### [GOAL OF THE EXERCISE]
Repeat the material exactly, every line of it.

>> begin EXTRACTED ENTRIES

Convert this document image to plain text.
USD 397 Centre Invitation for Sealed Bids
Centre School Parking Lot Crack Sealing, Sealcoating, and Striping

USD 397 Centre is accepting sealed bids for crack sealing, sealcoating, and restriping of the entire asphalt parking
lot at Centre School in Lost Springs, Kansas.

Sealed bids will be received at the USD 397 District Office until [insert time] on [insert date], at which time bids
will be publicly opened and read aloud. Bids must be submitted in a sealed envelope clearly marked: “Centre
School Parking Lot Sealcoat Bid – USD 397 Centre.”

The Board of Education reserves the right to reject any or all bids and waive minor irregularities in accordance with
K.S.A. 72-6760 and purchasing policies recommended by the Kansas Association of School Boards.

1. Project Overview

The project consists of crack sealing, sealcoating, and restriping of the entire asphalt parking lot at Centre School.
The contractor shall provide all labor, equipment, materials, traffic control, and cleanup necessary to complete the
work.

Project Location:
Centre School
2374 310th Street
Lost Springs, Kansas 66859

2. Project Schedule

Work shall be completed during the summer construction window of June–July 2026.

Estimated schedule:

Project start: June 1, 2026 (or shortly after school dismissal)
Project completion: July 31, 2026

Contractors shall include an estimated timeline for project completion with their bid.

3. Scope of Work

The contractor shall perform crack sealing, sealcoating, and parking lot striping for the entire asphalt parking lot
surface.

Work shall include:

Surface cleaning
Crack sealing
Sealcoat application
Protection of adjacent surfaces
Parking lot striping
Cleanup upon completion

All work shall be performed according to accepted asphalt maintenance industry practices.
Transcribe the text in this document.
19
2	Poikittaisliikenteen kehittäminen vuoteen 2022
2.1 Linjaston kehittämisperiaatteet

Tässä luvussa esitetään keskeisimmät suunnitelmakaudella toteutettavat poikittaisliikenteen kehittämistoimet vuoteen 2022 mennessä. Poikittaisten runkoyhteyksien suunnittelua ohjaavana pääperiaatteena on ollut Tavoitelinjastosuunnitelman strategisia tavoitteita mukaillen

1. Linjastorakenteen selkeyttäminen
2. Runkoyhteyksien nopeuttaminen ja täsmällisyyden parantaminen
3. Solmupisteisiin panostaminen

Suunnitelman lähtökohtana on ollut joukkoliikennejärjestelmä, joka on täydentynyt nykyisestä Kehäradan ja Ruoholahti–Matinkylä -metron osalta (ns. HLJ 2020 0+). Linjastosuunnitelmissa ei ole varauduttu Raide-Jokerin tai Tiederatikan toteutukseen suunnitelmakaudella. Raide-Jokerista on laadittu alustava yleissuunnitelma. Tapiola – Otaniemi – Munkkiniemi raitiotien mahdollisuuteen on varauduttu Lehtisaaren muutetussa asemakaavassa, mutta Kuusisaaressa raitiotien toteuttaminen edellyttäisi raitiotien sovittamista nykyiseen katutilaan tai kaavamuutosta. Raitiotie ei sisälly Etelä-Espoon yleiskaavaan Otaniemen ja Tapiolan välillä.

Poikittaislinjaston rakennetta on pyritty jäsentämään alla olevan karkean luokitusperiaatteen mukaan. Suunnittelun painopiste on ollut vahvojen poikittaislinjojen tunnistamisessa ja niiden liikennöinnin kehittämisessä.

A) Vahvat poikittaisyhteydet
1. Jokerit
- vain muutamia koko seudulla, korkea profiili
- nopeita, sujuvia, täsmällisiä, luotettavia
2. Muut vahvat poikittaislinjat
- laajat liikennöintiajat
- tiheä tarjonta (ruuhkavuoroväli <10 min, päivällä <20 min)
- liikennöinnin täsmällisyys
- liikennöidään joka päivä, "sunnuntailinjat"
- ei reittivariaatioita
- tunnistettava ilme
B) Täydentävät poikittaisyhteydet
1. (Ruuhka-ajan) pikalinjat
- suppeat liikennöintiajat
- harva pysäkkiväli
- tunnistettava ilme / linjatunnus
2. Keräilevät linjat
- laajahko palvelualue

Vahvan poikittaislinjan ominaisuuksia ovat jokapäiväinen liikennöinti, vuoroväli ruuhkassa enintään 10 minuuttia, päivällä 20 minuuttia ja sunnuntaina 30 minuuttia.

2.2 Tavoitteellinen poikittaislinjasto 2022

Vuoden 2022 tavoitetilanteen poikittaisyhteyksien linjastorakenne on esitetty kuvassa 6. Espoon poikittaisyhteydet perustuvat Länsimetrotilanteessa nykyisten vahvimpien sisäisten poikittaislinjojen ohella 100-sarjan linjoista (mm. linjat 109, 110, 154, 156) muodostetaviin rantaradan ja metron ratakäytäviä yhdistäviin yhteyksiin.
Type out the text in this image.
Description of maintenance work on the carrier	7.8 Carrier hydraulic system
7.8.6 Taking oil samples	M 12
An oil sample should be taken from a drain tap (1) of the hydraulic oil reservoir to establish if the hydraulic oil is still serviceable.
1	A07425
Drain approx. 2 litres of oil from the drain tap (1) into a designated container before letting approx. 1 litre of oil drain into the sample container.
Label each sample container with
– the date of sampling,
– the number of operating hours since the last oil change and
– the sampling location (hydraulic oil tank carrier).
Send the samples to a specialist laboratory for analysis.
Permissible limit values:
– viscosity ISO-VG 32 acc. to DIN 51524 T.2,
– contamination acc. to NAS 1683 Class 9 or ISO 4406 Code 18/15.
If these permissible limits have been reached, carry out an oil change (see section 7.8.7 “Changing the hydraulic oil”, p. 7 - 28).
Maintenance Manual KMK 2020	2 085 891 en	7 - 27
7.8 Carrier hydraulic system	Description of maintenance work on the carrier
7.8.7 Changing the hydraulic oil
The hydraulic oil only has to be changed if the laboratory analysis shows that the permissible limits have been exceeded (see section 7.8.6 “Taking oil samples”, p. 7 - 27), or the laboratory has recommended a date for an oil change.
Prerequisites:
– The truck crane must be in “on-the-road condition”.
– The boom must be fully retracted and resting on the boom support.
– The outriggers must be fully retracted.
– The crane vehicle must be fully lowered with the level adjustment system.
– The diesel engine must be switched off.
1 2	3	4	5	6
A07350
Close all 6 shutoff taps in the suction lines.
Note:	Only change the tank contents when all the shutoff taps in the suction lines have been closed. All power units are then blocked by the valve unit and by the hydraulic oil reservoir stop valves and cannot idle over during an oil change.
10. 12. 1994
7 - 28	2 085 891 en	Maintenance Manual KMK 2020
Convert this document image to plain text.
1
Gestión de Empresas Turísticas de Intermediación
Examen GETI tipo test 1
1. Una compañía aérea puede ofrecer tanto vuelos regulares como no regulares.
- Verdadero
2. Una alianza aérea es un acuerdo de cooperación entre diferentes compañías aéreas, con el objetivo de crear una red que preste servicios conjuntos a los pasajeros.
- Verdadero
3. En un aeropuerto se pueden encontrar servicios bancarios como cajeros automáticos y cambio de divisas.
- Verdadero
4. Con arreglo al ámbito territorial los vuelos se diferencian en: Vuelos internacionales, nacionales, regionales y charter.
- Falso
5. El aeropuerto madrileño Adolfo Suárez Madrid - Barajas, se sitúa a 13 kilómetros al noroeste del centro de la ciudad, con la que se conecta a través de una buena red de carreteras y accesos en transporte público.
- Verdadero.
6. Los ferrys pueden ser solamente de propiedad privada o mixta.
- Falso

>> end EXTRACTED ENTRIES

### [ANSWER TO THE TASK]
Convert this document image to plain text.
USD 397 Centre Invitation for Sealed Bids
Centre School Parking Lot Crack Sealing, Sealcoating, and Striping

USD 397 Centre is accepting sealed bids for crack sealing, sealcoating, and restriping of the entire asphalt parking
lot at Centre School in Lost Springs, Kansas.

Sealed bids will be received at the USD 397 District Office until [insert time] on [insert date], at which time bids
will be publicly opened and read aloud. Bids must be submitted in a sealed envelope clearly marked: “Centre
School Parking Lot Sealcoat Bid – USD 397 Centre.”

The Board of Education reserves the right to reject any or all bids and waive minor irregularities in accordance with
K.S.A. 72-6760 and purchasing policies recommended by the Kansas Association of School Boards.

1. Project Overview

The project consists of crack sealing, sealcoating, and restriping of the entire asphalt parking lot at Centre School.
The contractor shall provide all labor, equipment, materials, traffic control, and cleanup necessary to complete the
work.

Project Location:
Centre School
2374 310th Street
Lost Springs, Kansas 66859

2. Project Schedule

Work shall be completed during the summer construction window of June–July 2026.

Estimated schedule:

Project start: June 1, 2026 (or shortly after school dismissal)
Project completion: July 31, 2026

Contractors shall include an estimated timeline for project completion with their bid.

3. Scope of Work

The contractor shall perform crack sealing, sealcoating, and parking lot striping for the entire asphalt parking lot
surface.

Work shall include:

Surface cleaning
Crack sealing
Sealcoat application
Protection of adjacent surfaces
Parking lot striping
Cleanup upon completion

All work shall be performed according to accepted asphalt maintenance industry practices.
Transcribe the text in this document.
19
2	Poikittaisliikenteen kehittäminen vuoteen 2022
2.1 Linjaston kehittämisperiaatteet

Tässä luvussa esitetään keskeisimmät suunnitelmakaudella toteutettavat poikittaisliikenteen kehittämistoimet vuoteen 2022 mennessä. Poikittaisten runkoyhteyksien suunnittelua ohjaavana pääperiaatteena on ollut Tavoitelinjastosuunnitelman strategisia tavoitteita mukaillen

1. Linjastorakenteen selkeyttäminen
2. Runkoyhteyksien nopeuttaminen ja täsmällisyyden parantaminen
3. Solmupisteisiin panostaminen

Suunnitelman lähtökohtana on ollut joukkoliikennejärjestelmä, joka on täydentynyt nykyisestä Kehäradan ja Ruoholahti–Matinkylä -metron osalta (ns. HLJ 2020 0+). Linjastosuunnitelmissa ei ole varauduttu Raide-Jokerin tai Tiederatikan toteutukseen suunnitelmakaudella. Raide-Jokerista on laadittu alustava yleissuunnitelma. Tapiola – Otaniemi – Munkkiniemi raitiotien mahdollisuuteen on varauduttu Lehtisaaren muutetussa asemakaavassa, mutta Kuusisaaressa raitiotien toteuttaminen edellyttäisi raitiotien sovittamista nykyiseen katutilaan tai kaavamuutosta. Raitiotie ei sisälly Etelä-Espoon yleiskaavaan Otaniemen ja Tapiolan välillä.

Poikittaislinjaston rakennetta on pyritty jäsentämään alla olevan karkean luokitusperiaatteen mukaan. Suunnittelun painopiste on ollut vahvojen poikittaislinjojen tunnistamisessa ja niiden liikennöinnin kehittämisessä.

A) Vahvat poikittaisyhteydet
1. Jokerit
- vain muutamia koko seudulla, korkea profiili
- nopeita, sujuvia, täsmällisiä, luotettavia
2. Muut vahvat poikittaislinjat
- laajat liikennöintiajat
- tiheä tarjonta (ruuhkavuoroväli <10 min, päivällä <20 min)
- liikennöinnin täsmällisyys
- liikennöidään joka päivä, "sunnuntailinjat"
- ei reittivariaatioita
- tunnistettava ilme
B) Täydentävät poikittaisyhteydet
1. (Ruuhka-ajan) pikalinjat
- suppeat liikennöintiajat
- harva pysäkkiväli
- tunnistettava ilme / linjatunnus
2. Keräilevät linjat
- laajahko palvelualue

Vahvan poikittaislinjan ominaisuuksia ovat jokapäiväinen liikennöinti, vuoroväli ruuhkassa enintään 10 minuuttia, päivällä 20 minuuttia ja sunnuntaina 30 minuuttia.

2.2 Tavoitteellinen poikittaislinjasto 2022

Vuoden 2022 tavoitetilanteen poikittaisyhteyksien linjastorakenne on esitetty kuvassa 6. Espoon poikittaisyhteydet perustuvat Länsimetrotilanteessa nykyisten vahvimpien sisäisten poikittaislinjojen ohella 100-sarjan linjoista (mm. linjat 109, 110, 154, 156) muodostetaviin rantaradan ja metron ratakäytäviä yhdistäviin yhteyksiin.
Type out the text in this image.
Description of maintenance work on the carrier	7.8 Carrier hydraulic system
7.8.6 Taking oil samples	M 12
An oil sample should be taken from a drain tap (1) of the hydraulic oil reservoir to establish if the hydraulic oil is still serviceable.
1	A07425
Drain approx. 2 litres of oil from the drain tap (1) into a designated container before letting approx. 1 litre of oil drain into the sample container.
Label each sample container with
– the date of sampling,
– the number of operating hours since the last oil change and
– the sampling location (hydraulic oil tank carrier).
Send the samples to a specialist laboratory for analysis.
Permissible limit values:
– viscosity ISO-VG 32 acc. to DIN 51524 T.2,
– contamination acc. to NAS 1683 Class 9 or ISO 4406 Code 18/15.
If these permissible limits have been reached, carry out an oil change (see section 7.8.7 “Changing the hydraulic oil”, p. 7 - 28).
Maintenance Manual KMK 2020	2 085 891 en	7 - 27
7.8 Carrier hydraulic system	Description of maintenance work on the carrier
7.8.7 Changing the hydraulic oil
The hydraulic oil only has to be changed if the laboratory analysis shows that the permissible limits have been exceeded (see section 7.8.6 “Taking oil samples”, p. 7 - 27), or the laboratory has recommended a date for an oil change.
Prerequisites:
– The truck crane must be in “on-the-road condition”.
– The boom must be fully retracted and resting on the boom support.
– The outriggers must be fully retracted.
– The crane vehicle must be fully lowered with the level adjustment system.
– The diesel engine must be switched off.
1 2	3	4	5	6
A07350
Close all 6 shutoff taps in the suction lines.
Note:	Only change the tank contents when all the shutoff taps in the suction lines have been closed. All power units are then blocked by the valve unit and by the hydraulic oil reservoir stop valves and cannot idle over during an oil change.
10. 12. 1994
7 - 28	2 085 891 en	Maintenance Manual KMK 2020
Convert this document image to plain text.
1
Gestión de Empresas Turísticas de Intermediación
Examen GETI tipo test 1
1. Una compañía aérea puede ofrecer tanto vuelos regulares como no regulares.
- Verdadero
2. Una alianza aérea es un acuerdo de cooperación entre diferentes compañías aéreas, con el objetivo de crear una red que preste servicios conjuntos a los pasajeros.
- Verdadero
3. En un aeropuerto se pueden encontrar servicios bancarios como cajeros automáticos y cambio de divisas.
- Verdadero
4. Con arreglo al ámbito territorial los vuelos se diferencian en: Vuelos internacionales, nacionales, regionales y charter.
- Falso
5. El aeropuerto madrileño Adolfo Suárez Madrid - Barajas, se sitúa a 13 kilómetros al noroeste del centro de la ciudad, con la que se conecta a través de una buena red de carreteras y accesos en transporte público.
- Verdadero.
6. Los ferrys pueden ser solamente de propiedad privada o mixta.
- Falso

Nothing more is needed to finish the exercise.